EXERCISE INSTRUCTIONS
Transcribe every line of the records verbatim.

Saved entries:
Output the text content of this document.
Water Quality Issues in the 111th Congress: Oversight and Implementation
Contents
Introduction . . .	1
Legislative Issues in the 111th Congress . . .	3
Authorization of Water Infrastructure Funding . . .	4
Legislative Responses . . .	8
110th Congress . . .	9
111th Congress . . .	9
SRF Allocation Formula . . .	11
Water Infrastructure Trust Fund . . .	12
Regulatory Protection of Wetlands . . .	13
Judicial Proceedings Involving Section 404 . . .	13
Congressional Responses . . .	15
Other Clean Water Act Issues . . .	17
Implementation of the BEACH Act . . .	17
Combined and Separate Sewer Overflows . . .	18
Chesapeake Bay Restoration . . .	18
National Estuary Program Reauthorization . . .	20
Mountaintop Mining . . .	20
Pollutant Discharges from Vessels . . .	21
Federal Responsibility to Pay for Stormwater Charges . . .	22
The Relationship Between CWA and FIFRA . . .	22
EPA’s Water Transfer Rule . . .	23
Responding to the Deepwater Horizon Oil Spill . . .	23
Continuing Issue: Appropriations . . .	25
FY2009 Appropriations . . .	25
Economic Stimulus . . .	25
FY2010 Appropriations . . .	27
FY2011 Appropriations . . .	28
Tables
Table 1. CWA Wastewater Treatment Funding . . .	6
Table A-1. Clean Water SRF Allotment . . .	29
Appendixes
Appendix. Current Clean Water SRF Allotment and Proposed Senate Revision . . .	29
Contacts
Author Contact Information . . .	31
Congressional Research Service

RESPONSE BELOW
Output the text content of this document.
Water Quality Issues in the 111th Congress: Oversight and Implementation
Contents
Introduction . . .	1
Legislative Issues in the 111th Congress . . .	3
Authorization of Water Infrastructure Funding . . .	4
Legislative Responses . . .	8
110th Congress . . .	9
111th Congress . . .	9
SRF Allocation Formula . . .	11
Water Infrastructure Trust Fund . . .	12
Regulatory Protection of Wetlands . . .	13
Judicial Proceedings Involving Section 404 . . .	13
Congressional Responses . . .	15
Other Clean Water Act Issues . . .	17
Implementation of the BEACH Act . . .	17
Combined and Separate Sewer Overflows . . .	18
Chesapeake Bay Restoration . . .	18
National Estuary Program Reauthorization . . .	20
Mountaintop Mining . . .	20
Pollutant Discharges from Vessels . . .	21
Federal Responsibility to Pay for Stormwater Charges . . .	22
The Relationship Between CWA and FIFRA . . .	22
EPA’s Water Transfer Rule . . .	23
Responding to the Deepwater Horizon Oil Spill . . .	23
Continuing Issue: Appropriations . . .	25
FY2009 Appropriations . . .	25
Economic Stimulus . . .	25
FY2010 Appropriations . . .	27
FY2011 Appropriations . . .	28
Tables
Table 1. CWA Wastewater Treatment Funding . . .	6
Table A-1. Clean Water SRF Allotment . . .	29
Appendixes
Appendix. Current Clean Water SRF Allotment and Proposed Senate Revision . . .	29
Contacts
Author Contact Information . . .	31
Congressional Research Service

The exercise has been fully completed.